[Figure dataset records]
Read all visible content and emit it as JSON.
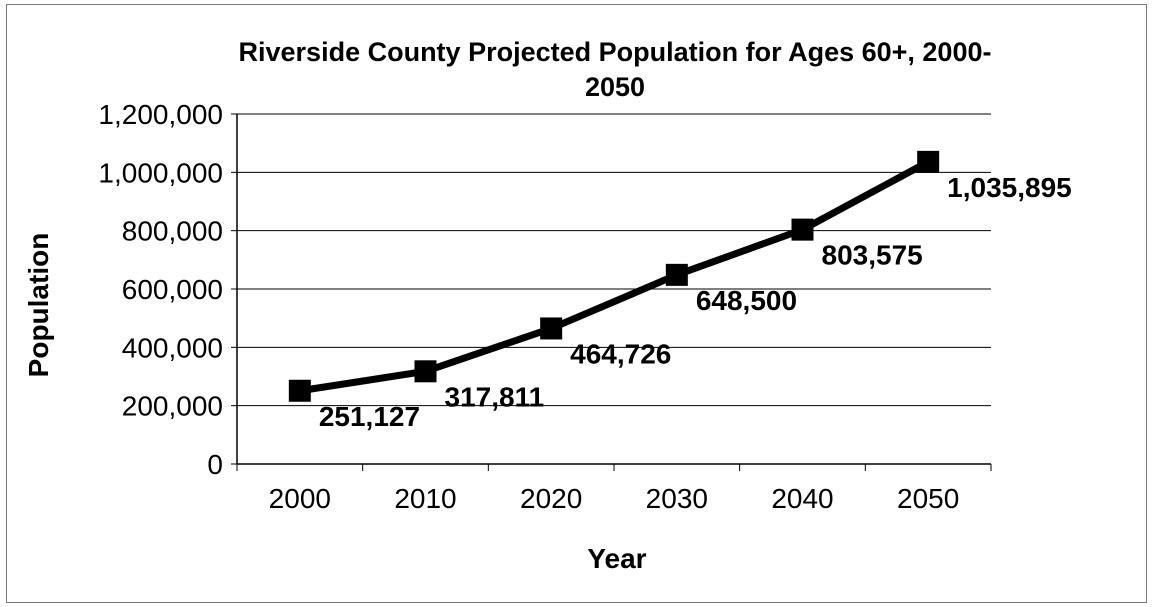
{
  "chart_data": {
    "type": "line",
    "title": "Riverside County Projected Population for Ages 60+, 2000-2050",
    "title_lines": [
      "Riverside County Projected Population for Ages 60+, 2000-",
      "2050"
    ],
    "xlabel": "Year",
    "ylabel": "Population",
    "categories": [
      "2000",
      "2010",
      "2020",
      "2030",
      "2040",
      "2050"
    ],
    "series": [
      {
        "values": [
          251127,
          317811,
          464726,
          648500,
          803575,
          1035895
        ],
        "data_labels": [
          "251,127",
          "317,811",
          "464,726",
          "648,500",
          "803,575",
          "1,035,895"
        ],
        "color": "#000000",
        "marker": "square"
      }
    ],
    "ylim": [
      0,
      1200000
    ],
    "y_ticks": [
      0,
      200000,
      400000,
      600000,
      800000,
      1000000,
      1200000
    ],
    "y_tick_labels": [
      "0",
      "200,000",
      "400,000",
      "600,000",
      "800,000",
      "1,000,000",
      "1,200,000"
    ],
    "grid": true,
    "legend": false
  }
}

» **WORK TO BE COMPLETED**: Go through the listing above and locate each line that holds the word "Population". Copy those lines.

» **SOLUTION TO THIS EXERCISE**:
    "title": "Riverside County Projected Population for Ages 60+, 2000-2050",
      "Riverside County Projected Population for Ages 60+, 2000-",
    "ylabel": "Population",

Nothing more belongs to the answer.